-- Dataset extract --
========

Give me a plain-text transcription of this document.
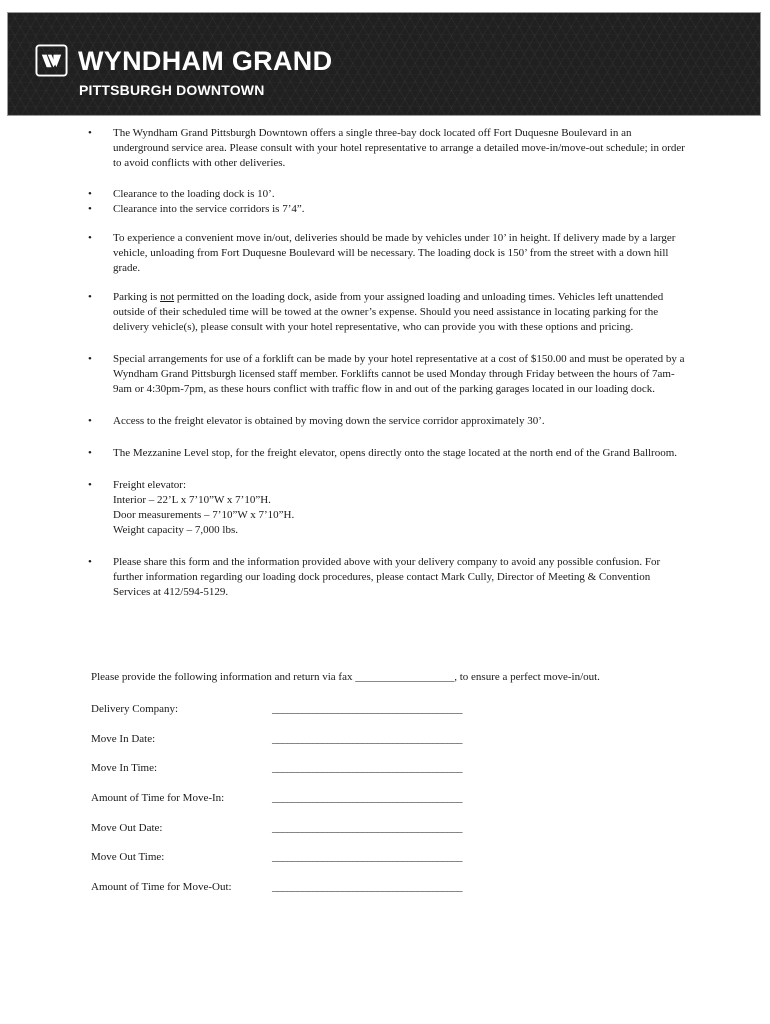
WYNDHAM GRAND
PITTSBURGH DOWNTOWN
• The Wyndham Grand Pittsburgh Downtown offers a single three-bay dock located off Fort Duquesne Boulevard in an underground service area. Please consult with your hotel representative to arrange a detailed move-in/move-out schedule; in order to avoid conflicts with other deliveries.
• Clearance to the loading dock is 10’.
• Clearance into the service corridors is 7’4”.
• To experience a convenient move in/out, deliveries should be made by vehicles under 10’ in height. If delivery made by a larger vehicle, unloading from Fort Duquesne Boulevard will be necessary. The loading dock is 150’ from the street with a down hill grade.
• Parking is not permitted on the loading dock, aside from your assigned loading and unloading times. Vehicles left unattended outside of their scheduled time will be towed at the owner’s expense. Should you need assistance in locating parking for the delivery vehicle(s), please consult with your hotel representative, who can provide you with these options and pricing.
• Special arrangements for use of a forklift can be made by your hotel representative at a cost of $150.00 and must be operated by a Wyndham Grand Pittsburgh licensed staff member. Forklifts cannot be used Monday through Friday between the hours of 7am-9am or 4:30pm-7pm, as these hours conflict with traffic flow in and out of the parking garages located in our loading dock.
• Access to the freight elevator is obtained by moving down the service corridor approximately 30’.
• The Mezzanine Level stop, for the freight elevator, opens directly onto the stage located at the north end of the Grand Ballroom.
• Freight elevator:
Interior – 22’L x 7’10”W x 7’10”H.
Door measurements – 7’10”W x 7’10”H.
Weight capacity – 7,000 lbs.
• Please share this form and the information provided above with your delivery company to avoid any possible confusion. For further information regarding our loading dock procedures, please contact Mark Cully, Director of Meeting & Convention Services at 412/594-5129.

Please provide the following information and return via fax __________________, to ensure a perfect move-in/out.

Delivery Company:	______________________________________
Move In Date:	______________________________________
Move In Time:	______________________________________
Amount of Time for Move-In:	______________________________________
Move Out Date:	______________________________________
Move Out Time:	______________________________________
Amount of Time for Move-Out:	______________________________________
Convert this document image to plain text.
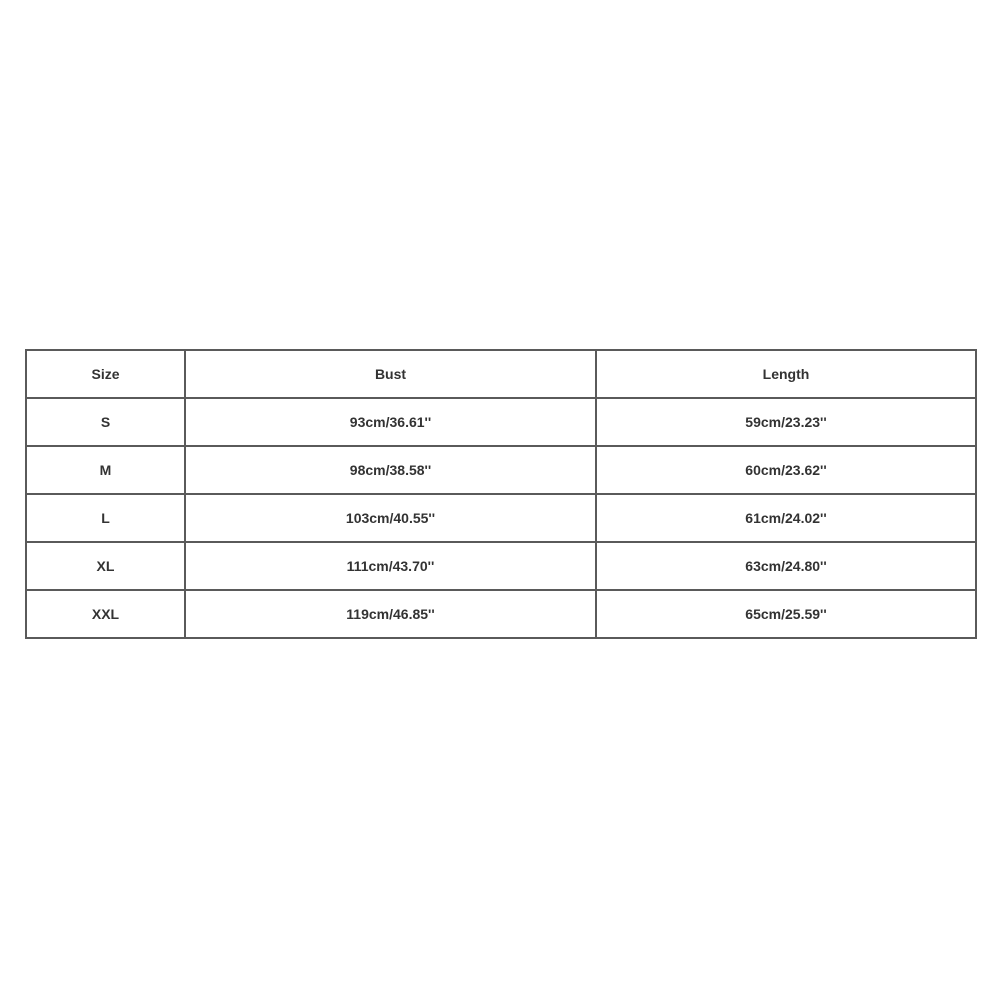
Size	Bust	Length
S	93cm/36.61''	59cm/23.23''
M	98cm/38.58''	60cm/23.62''
L	103cm/40.55''	61cm/24.02''
XL	111cm/43.70''	63cm/24.80''
XXL	119cm/46.85''	65cm/25.59''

========

-- Task description --
Transcribe the full listing above exactly, with the images removed.

-- Solution to this exercise --
Give me a plain-text transcription of this document.
WYNDHAM GRAND
PITTSBURGH DOWNTOWN
• The Wyndham Grand Pittsburgh Downtown offers a single three-bay dock located off Fort Duquesne Boulevard in an underground service area. Please consult with your hotel representative to arrange a detailed move-in/move-out schedule; in order to avoid conflicts with other deliveries.
• Clearance to the loading dock is 10’.
• Clearance into the service corridors is 7’4”.
• To experience a convenient move in/out, deliveries should be made by vehicles under 10’ in height. If delivery made by a larger vehicle, unloading from Fort Duquesne Boulevard will be necessary. The loading dock is 150’ from the street with a down hill grade.
• Parking is not permitted on the loading dock, aside from your assigned loading and unloading times. Vehicles left unattended outside of their scheduled time will be towed at the owner’s expense. Should you need assistance in locating parking for the delivery vehicle(s), please consult with your hotel representative, who can provide you with these options and pricing.
• Special arrangements for use of a forklift can be made by your hotel representative at a cost of $150.00 and must be operated by a Wyndham Grand Pittsburgh licensed staff member. Forklifts cannot be used Monday through Friday between the hours of 7am-9am or 4:30pm-7pm, as these hours conflict with traffic flow in and out of the parking garages located in our loading dock.
• Access to the freight elevator is obtained by moving down the service corridor approximately 30’.
• The Mezzanine Level stop, for the freight elevator, opens directly onto the stage located at the north end of the Grand Ballroom.
• Freight elevator:
Interior – 22’L x 7’10”W x 7’10”H.
Door measurements – 7’10”W x 7’10”H.
Weight capacity – 7,000 lbs.
• Please share this form and the information provided above with your delivery company to avoid any possible confusion. For further information regarding our loading dock procedures, please contact Mark Cully, Director of Meeting & Convention Services at 412/594-5129.

Please provide the following information and return via fax __________________, to ensure a perfect move-in/out.

Delivery Company:	______________________________________
Move In Date:	______________________________________
Move In Time:	______________________________________
Amount of Time for Move-In:	______________________________________
Move Out Date:	______________________________________
Move Out Time:	______________________________________
Amount of Time for Move-Out:	______________________________________
Convert this document image to plain text.
Size	Bust	Length
S	93cm/36.61''	59cm/23.23''
M	98cm/38.58''	60cm/23.62''
L	103cm/40.55''	61cm/24.02''
XL	111cm/43.70''	63cm/24.80''
XXL	119cm/46.85''	65cm/25.59''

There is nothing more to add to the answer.